**Aim of the task**
Take the records underneath and set them down exactly.

Data records:
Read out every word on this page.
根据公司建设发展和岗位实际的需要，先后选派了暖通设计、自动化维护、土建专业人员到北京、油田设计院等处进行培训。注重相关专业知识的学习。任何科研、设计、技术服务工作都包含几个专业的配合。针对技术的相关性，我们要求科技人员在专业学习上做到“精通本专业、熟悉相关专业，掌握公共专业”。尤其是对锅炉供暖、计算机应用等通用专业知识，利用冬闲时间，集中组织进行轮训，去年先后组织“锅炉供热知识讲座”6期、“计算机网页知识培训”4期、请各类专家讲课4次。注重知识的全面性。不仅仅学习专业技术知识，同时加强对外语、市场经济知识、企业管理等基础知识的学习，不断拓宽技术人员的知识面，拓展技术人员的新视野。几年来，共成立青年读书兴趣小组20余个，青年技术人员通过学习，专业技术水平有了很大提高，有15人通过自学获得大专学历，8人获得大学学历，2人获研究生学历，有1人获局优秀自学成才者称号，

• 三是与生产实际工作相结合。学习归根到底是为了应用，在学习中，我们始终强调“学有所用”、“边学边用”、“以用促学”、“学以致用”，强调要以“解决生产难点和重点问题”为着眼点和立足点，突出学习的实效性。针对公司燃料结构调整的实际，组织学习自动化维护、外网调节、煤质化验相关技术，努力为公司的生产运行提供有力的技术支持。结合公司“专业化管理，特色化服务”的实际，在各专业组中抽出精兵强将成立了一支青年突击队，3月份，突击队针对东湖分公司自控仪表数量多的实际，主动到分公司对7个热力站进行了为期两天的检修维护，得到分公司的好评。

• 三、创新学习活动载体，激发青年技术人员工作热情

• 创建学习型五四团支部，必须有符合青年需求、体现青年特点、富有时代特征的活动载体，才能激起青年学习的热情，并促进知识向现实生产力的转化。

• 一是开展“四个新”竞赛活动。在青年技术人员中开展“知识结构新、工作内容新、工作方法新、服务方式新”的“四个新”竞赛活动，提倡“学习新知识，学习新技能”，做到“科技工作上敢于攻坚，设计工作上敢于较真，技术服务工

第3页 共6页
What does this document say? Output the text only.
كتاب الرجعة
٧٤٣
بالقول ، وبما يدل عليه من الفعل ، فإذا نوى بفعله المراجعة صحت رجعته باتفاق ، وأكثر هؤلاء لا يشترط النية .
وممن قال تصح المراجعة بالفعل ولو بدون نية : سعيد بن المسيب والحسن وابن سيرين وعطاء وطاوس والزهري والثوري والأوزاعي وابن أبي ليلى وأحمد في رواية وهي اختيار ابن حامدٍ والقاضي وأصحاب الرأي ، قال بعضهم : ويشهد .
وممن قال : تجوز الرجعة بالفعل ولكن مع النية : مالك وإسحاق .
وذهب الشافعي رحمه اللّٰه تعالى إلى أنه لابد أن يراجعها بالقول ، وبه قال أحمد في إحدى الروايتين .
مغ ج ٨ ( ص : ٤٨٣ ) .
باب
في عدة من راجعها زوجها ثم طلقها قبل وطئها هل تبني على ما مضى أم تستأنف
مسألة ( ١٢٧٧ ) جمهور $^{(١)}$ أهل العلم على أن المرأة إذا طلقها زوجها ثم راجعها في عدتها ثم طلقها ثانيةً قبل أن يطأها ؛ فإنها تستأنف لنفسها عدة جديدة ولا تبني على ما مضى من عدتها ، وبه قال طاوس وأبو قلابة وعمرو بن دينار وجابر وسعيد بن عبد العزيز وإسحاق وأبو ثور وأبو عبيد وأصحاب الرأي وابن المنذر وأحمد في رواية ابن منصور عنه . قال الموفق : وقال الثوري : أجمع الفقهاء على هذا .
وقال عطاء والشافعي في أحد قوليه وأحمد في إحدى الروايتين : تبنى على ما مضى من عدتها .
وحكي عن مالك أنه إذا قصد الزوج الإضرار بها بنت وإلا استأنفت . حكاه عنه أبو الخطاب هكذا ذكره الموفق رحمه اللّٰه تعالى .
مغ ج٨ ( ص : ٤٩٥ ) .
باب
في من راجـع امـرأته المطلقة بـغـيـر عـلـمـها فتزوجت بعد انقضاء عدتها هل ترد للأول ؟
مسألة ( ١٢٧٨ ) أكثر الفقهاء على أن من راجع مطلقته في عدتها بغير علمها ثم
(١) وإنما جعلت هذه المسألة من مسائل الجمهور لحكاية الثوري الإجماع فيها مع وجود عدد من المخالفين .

**Output for this exercise**
Read out every word on this page.
根据公司建设发展和岗位实际的需要，先后选派了暖通设计、自动化维护、土建专业人员到北京、油田设计院等处进行培训。注重相关专业知识的学习。任何科研、设计、技术服务工作都包含几个专业的配合。针对技术的相关性，我们要求科技人员在专业学习上做到“精通本专业、熟悉相关专业，掌握公共专业”。尤其是对锅炉供暖、计算机应用等通用专业知识，利用冬闲时间，集中组织进行轮训，去年先后组织“锅炉供热知识讲座”6期、“计算机网页知识培训”4期、请各类专家讲课4次。注重知识的全面性。不仅仅学习专业技术知识，同时加强对外语、市场经济知识、企业管理等基础知识的学习，不断拓宽技术人员的知识面，拓展技术人员的新视野。几年来，共成立青年读书兴趣小组20余个，青年技术人员通过学习，专业技术水平有了很大提高，有15人通过自学获得大专学历，8人获得大学学历，2人获研究生学历，有1人获局优秀自学成才者称号，

• 三是与生产实际工作相结合。学习归根到底是为了应用，在学习中，我们始终强调“学有所用”、“边学边用”、“以用促学”、“学以致用”，强调要以“解决生产难点和重点问题”为着眼点和立足点，突出学习的实效性。针对公司燃料结构调整的实际，组织学习自动化维护、外网调节、煤质化验相关技术，努力为公司的生产运行提供有力的技术支持。结合公司“专业化管理，特色化服务”的实际，在各专业组中抽出精兵强将成立了一支青年突击队，3月份，突击队针对东湖分公司自控仪表数量多的实际，主动到分公司对7个热力站进行了为期两天的检修维护，得到分公司的好评。

• 三、创新学习活动载体，激发青年技术人员工作热情

• 创建学习型五四团支部，必须有符合青年需求、体现青年特点、富有时代特征的活动载体，才能激起青年学习的热情，并促进知识向现实生产力的转化。

• 一是开展“四个新”竞赛活动。在青年技术人员中开展“知识结构新、工作内容新、工作方法新、服务方式新”的“四个新”竞赛活动，提倡“学习新知识，学习新技能”，做到“科技工作上敢于攻坚，设计工作上敢于较真，技术服务工

第3页 共6页
What does this document say? Output the text only.
كتاب الرجعة
٧٤٣
بالقول ، وبما يدل عليه من الفعل ، فإذا نوى بفعله المراجعة صحت رجعته باتفاق ، وأكثر هؤلاء لا يشترط النية .
وممن قال تصح المراجعة بالفعل ولو بدون نية : سعيد بن المسيب والحسن وابن سيرين وعطاء وطاوس والزهري والثوري والأوزاعي وابن أبي ليلى وأحمد في رواية وهي اختيار ابن حامدٍ والقاضي وأصحاب الرأي ، قال بعضهم : ويشهد .
وممن قال : تجوز الرجعة بالفعل ولكن مع النية : مالك وإسحاق .
وذهب الشافعي رحمه اللّٰه تعالى إلى أنه لابد أن يراجعها بالقول ، وبه قال أحمد في إحدى الروايتين .
مغ ج ٨ ( ص : ٤٨٣ ) .
باب
في عدة من راجعها زوجها ثم طلقها قبل وطئها هل تبني على ما مضى أم تستأنف
مسألة ( ١٢٧٧ ) جمهور $^{(١)}$ أهل العلم على أن المرأة إذا طلقها زوجها ثم راجعها في عدتها ثم طلقها ثانيةً قبل أن يطأها ؛ فإنها تستأنف لنفسها عدة جديدة ولا تبني على ما مضى من عدتها ، وبه قال طاوس وأبو قلابة وعمرو بن دينار وجابر وسعيد بن عبد العزيز وإسحاق وأبو ثور وأبو عبيد وأصحاب الرأي وابن المنذر وأحمد في رواية ابن منصور عنه . قال الموفق : وقال الثوري : أجمع الفقهاء على هذا .
وقال عطاء والشافعي في أحد قوليه وأحمد في إحدى الروايتين : تبنى على ما مضى من عدتها .
وحكي عن مالك أنه إذا قصد الزوج الإضرار بها بنت وإلا استأنفت . حكاه عنه أبو الخطاب هكذا ذكره الموفق رحمه اللّٰه تعالى .
مغ ج٨ ( ص : ٤٩٥ ) .
باب
في من راجـع امـرأته المطلقة بـغـيـر عـلـمـها فتزوجت بعد انقضاء عدتها هل ترد للأول ؟
مسألة ( ١٢٧٨ ) أكثر الفقهاء على أن من راجع مطلقته في عدتها بغير علمها ثم
(١) وإنما جعلت هذه المسألة من مسائل الجمهور لحكاية الثوري الإجماع فيها مع وجود عدد من المخالفين .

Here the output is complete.